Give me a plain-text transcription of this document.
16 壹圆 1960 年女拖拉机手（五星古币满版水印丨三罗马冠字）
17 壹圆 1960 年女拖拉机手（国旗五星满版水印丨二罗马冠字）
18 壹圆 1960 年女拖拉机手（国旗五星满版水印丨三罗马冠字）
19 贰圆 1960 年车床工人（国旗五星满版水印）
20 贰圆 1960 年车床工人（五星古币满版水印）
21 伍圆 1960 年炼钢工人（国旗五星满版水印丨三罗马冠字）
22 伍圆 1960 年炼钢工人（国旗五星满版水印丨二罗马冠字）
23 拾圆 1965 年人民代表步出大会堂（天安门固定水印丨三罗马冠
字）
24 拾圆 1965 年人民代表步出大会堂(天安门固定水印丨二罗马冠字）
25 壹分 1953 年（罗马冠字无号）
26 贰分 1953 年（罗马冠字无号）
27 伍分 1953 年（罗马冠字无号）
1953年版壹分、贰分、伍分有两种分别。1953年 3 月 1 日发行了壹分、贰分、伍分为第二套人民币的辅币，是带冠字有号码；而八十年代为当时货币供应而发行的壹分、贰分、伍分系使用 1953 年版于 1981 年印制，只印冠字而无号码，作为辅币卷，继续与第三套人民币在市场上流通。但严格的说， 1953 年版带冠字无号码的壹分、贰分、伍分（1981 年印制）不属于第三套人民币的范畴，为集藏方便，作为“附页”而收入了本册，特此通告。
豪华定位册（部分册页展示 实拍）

(Work instructions): Write out the entries above once more, without altering anything.

(Complete output):
Give me a plain-text transcription of this document.
16 壹圆 1960 年女拖拉机手（五星古币满版水印丨三罗马冠字）
17 壹圆 1960 年女拖拉机手（国旗五星满版水印丨二罗马冠字）
18 壹圆 1960 年女拖拉机手（国旗五星满版水印丨三罗马冠字）
19 贰圆 1960 年车床工人（国旗五星满版水印）
20 贰圆 1960 年车床工人（五星古币满版水印）
21 伍圆 1960 年炼钢工人（国旗五星满版水印丨三罗马冠字）
22 伍圆 1960 年炼钢工人（国旗五星满版水印丨二罗马冠字）
23 拾圆 1965 年人民代表步出大会堂（天安门固定水印丨三罗马冠
字）
24 拾圆 1965 年人民代表步出大会堂(天安门固定水印丨二罗马冠字）
25 壹分 1953 年（罗马冠字无号）
26 贰分 1953 年（罗马冠字无号）
27 伍分 1953 年（罗马冠字无号）
1953年版壹分、贰分、伍分有两种分别。1953年 3 月 1 日发行了壹分、贰分、伍分为第二套人民币的辅币，是带冠字有号码；而八十年代为当时货币供应而发行的壹分、贰分、伍分系使用 1953 年版于 1981 年印制，只印冠字而无号码，作为辅币卷，继续与第三套人民币在市场上流通。但严格的说， 1953 年版带冠字无号码的壹分、贰分、伍分（1981 年印制）不属于第三套人民币的范畴，为集藏方便，作为“附页”而收入了本册，特此通告。
豪华定位册（部分册页展示 实拍）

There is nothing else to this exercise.